AIM OF THE EXERCISE:
Extract all lines in the data that contain the word "화면에서".

Some records:
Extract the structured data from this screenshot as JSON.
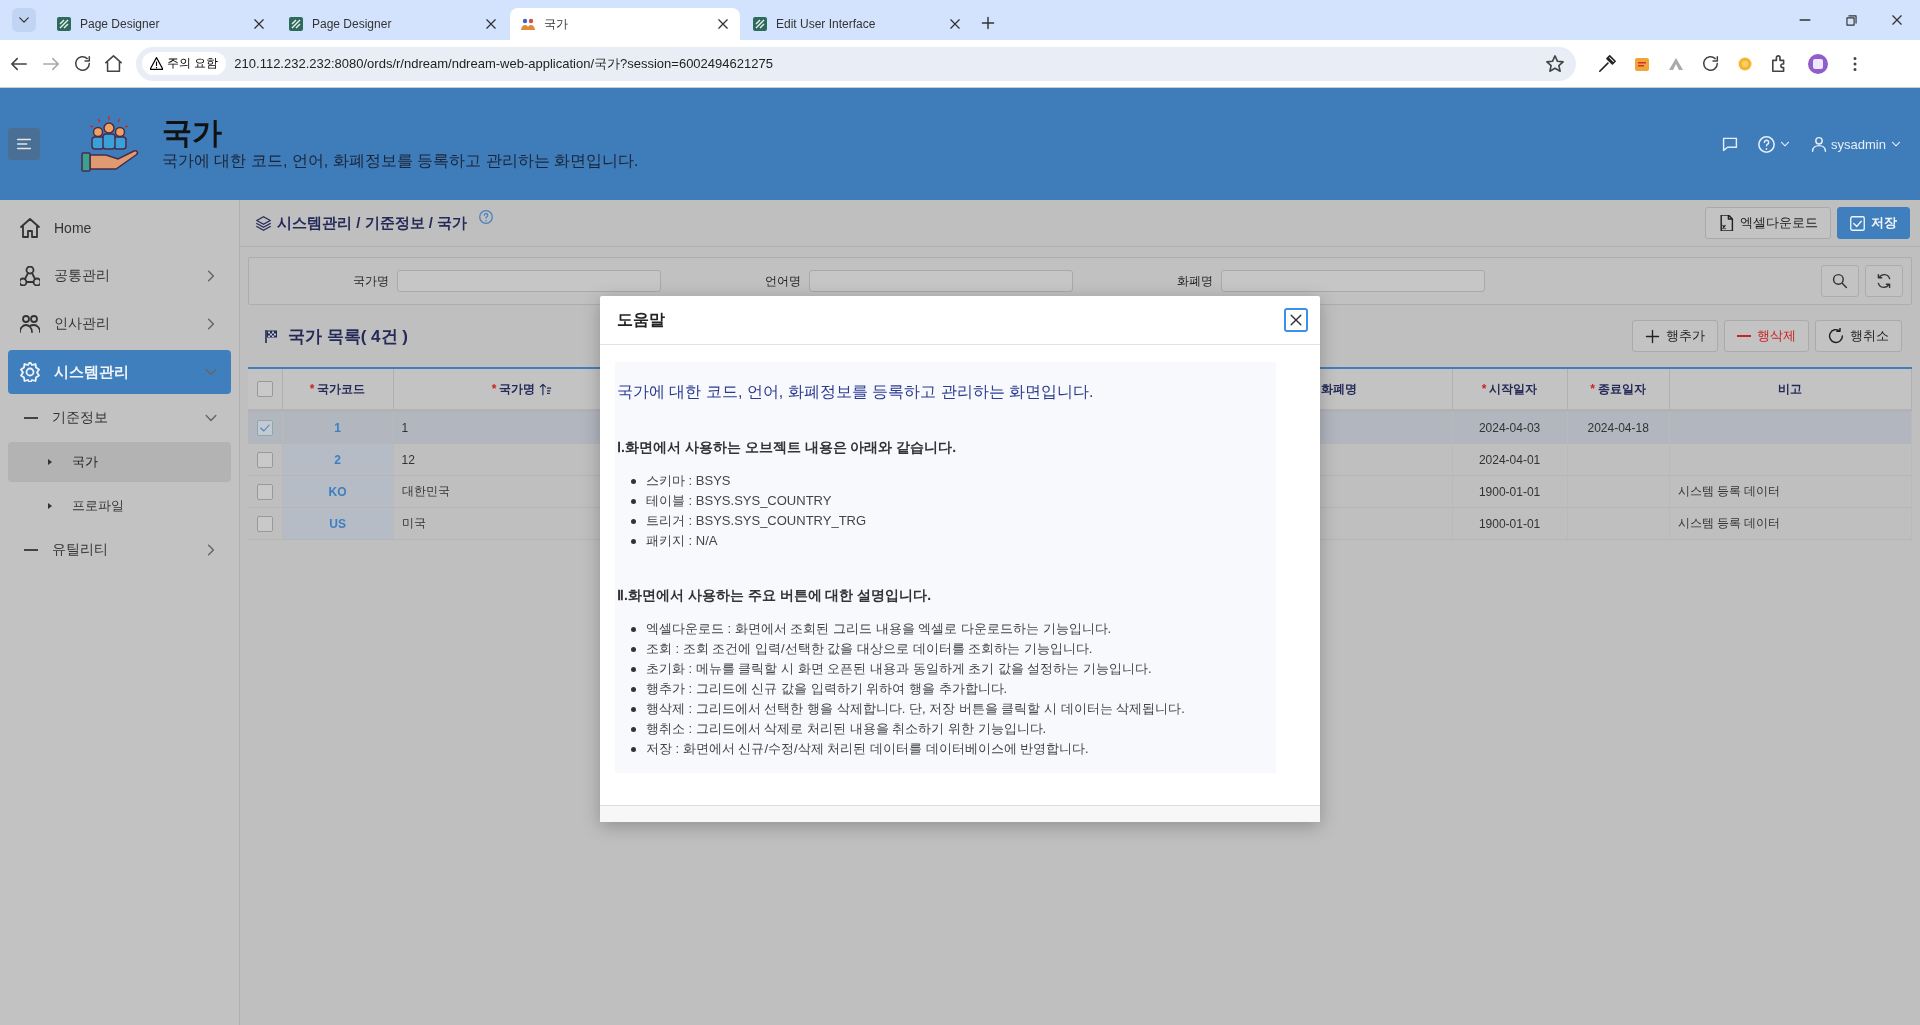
{
  "browser": {
    "tabs": [
      {
        "title": "Page Designer",
        "selected": false
      },
      {
        "title": "Page Designer",
        "selected": false
      },
      {
        "title": "국가",
        "selected": true
      },
      {
        "title": "Edit User Interface",
        "selected": false
      }
    ],
    "security_chip": "주의 요함",
    "url": "210.112.232.232:8080/ords/r/ndream/ndream-web-application/국가?session=6002494621275"
  },
  "header": {
    "title": "국가",
    "subtitle": "국가에 대한 코드, 언어, 화폐정보를 등록하고 관리하는 화면입니다.",
    "user": "sysadmin"
  },
  "sidebar": {
    "items": [
      {
        "label": "Home",
        "kind": "home",
        "selected": false
      },
      {
        "label": "공통관리",
        "kind": "nodes",
        "selected": false,
        "expanded": false
      },
      {
        "label": "인사관리",
        "kind": "people",
        "selected": false,
        "expanded": false
      },
      {
        "label": "시스템관리",
        "kind": "gear",
        "selected": true,
        "expanded": true,
        "children": [
          {
            "label": "기준정보",
            "selected": false,
            "expanded": true,
            "children": [
              {
                "label": "국가",
                "selected": true
              },
              {
                "label": "프로파일",
                "selected": false
              }
            ]
          },
          {
            "label": "유틸리티",
            "selected": false,
            "expanded": false
          }
        ]
      }
    ]
  },
  "breadcrumb": "시스템관리 / 기준정보 / 국가",
  "toolbar": [
    {
      "label": "엑셀다운로드",
      "kind": "excel"
    },
    {
      "label": "저장",
      "kind": "save"
    }
  ],
  "filters": [
    {
      "label": "국가명"
    },
    {
      "label": "언어명"
    },
    {
      "label": "화폐명"
    }
  ],
  "list": {
    "title": "국가 목록( 4건 )",
    "actions": [
      {
        "label": "행추가",
        "kind": "add"
      },
      {
        "label": "행삭제",
        "kind": "delete"
      },
      {
        "label": "행취소",
        "kind": "undo"
      }
    ]
  },
  "table": {
    "all_selected": false,
    "columns": [
      {
        "required_mark": "*",
        "label": "국가코드",
        "sorted": false
      },
      {
        "required_mark": "*",
        "label": "국가명",
        "sorted": true
      },
      {
        "label": "화폐명",
        "sorted": false
      },
      {
        "required_mark": "*",
        "label": "시작일자",
        "sorted": false
      },
      {
        "required_mark": "*",
        "label": "종료일자",
        "sorted": false
      },
      {
        "label": "비고",
        "sorted": false
      }
    ],
    "rows": [
      {
        "selected": true,
        "code": "1",
        "name": "1",
        "start_date": "2024-04-03",
        "end_date": "2024-04-18"
      },
      {
        "selected": false,
        "code": "2",
        "name": "12",
        "start_date": "2024-04-01"
      },
      {
        "selected": false,
        "code": "KO",
        "name": "대한민국",
        "start_date": "1900-01-01",
        "note": "시스템 등록 데이터"
      },
      {
        "selected": false,
        "code": "US",
        "name": "미국",
        "start_date": "1900-01-01",
        "note": "시스템 등록 데이터"
      }
    ]
  },
  "modal": {
    "title": "도움말",
    "lead": "국가에 대한 코드, 언어, 화폐정보를 등록하고 관리하는 화면입니다.",
    "sections": [
      {
        "heading": "Ⅰ.화면에서 사용하는 오브젝트 내용은 아래와 같습니다.",
        "items": [
          "스키마 : BSYS",
          "테이블 : BSYS.SYS_COUNTRY",
          "트리거 : BSYS.SYS_COUNTRY_TRG",
          "패키지 : N/A"
        ]
      },
      {
        "heading": "Ⅱ.화면에서 사용하는 주요 버튼에 대한 설명입니다.",
        "items": [
          "엑셀다운로드 : 화면에서 조회된 그리드 내용을 엑셀로 다운로드하는 기능입니다.",
          "조회 : 조회 조건에 입력/선택한 값을 대상으로 데이터를 조회하는 기능입니다.",
          "초기화 : 메뉴를 클릭할 시 화면 오픈된 내용과 동일하게 초기 값을 설정하는 기능입니다.",
          "행추가 : 그리드에 신규 값을 입력하기 위하여 행을 추가합니다.",
          "행삭제 : 그리드에서 선택한 행을 삭제합니다. 단, 저장 버튼을 클릭할 시 데이터는 삭제됩니다.",
          "행취소 : 그리드에서 삭제로 처리된 내용을 취소하기 위한 기능입니다.",
          "저장 : 화면에서 신규/수정/삭제 처리된 데이터를 데이터베이스에 반영합니다."
        ]
      }
    ]
  }
}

FINAL RESULT:
        "heading": "Ⅰ.화면에서 사용하는 오브젝트 내용은 아래와 같습니다.",
        "heading": "Ⅱ.화면에서 사용하는 주요 버튼에 대한 설명입니다.",
          "엑셀다운로드 : 화면에서 조회된 그리드 내용을 엑셀로 다운로드하는 기능입니다.",
          "저장 : 화면에서 신규/수정/삭제 처리된 데이터를 데이터베이스에 반영합니다."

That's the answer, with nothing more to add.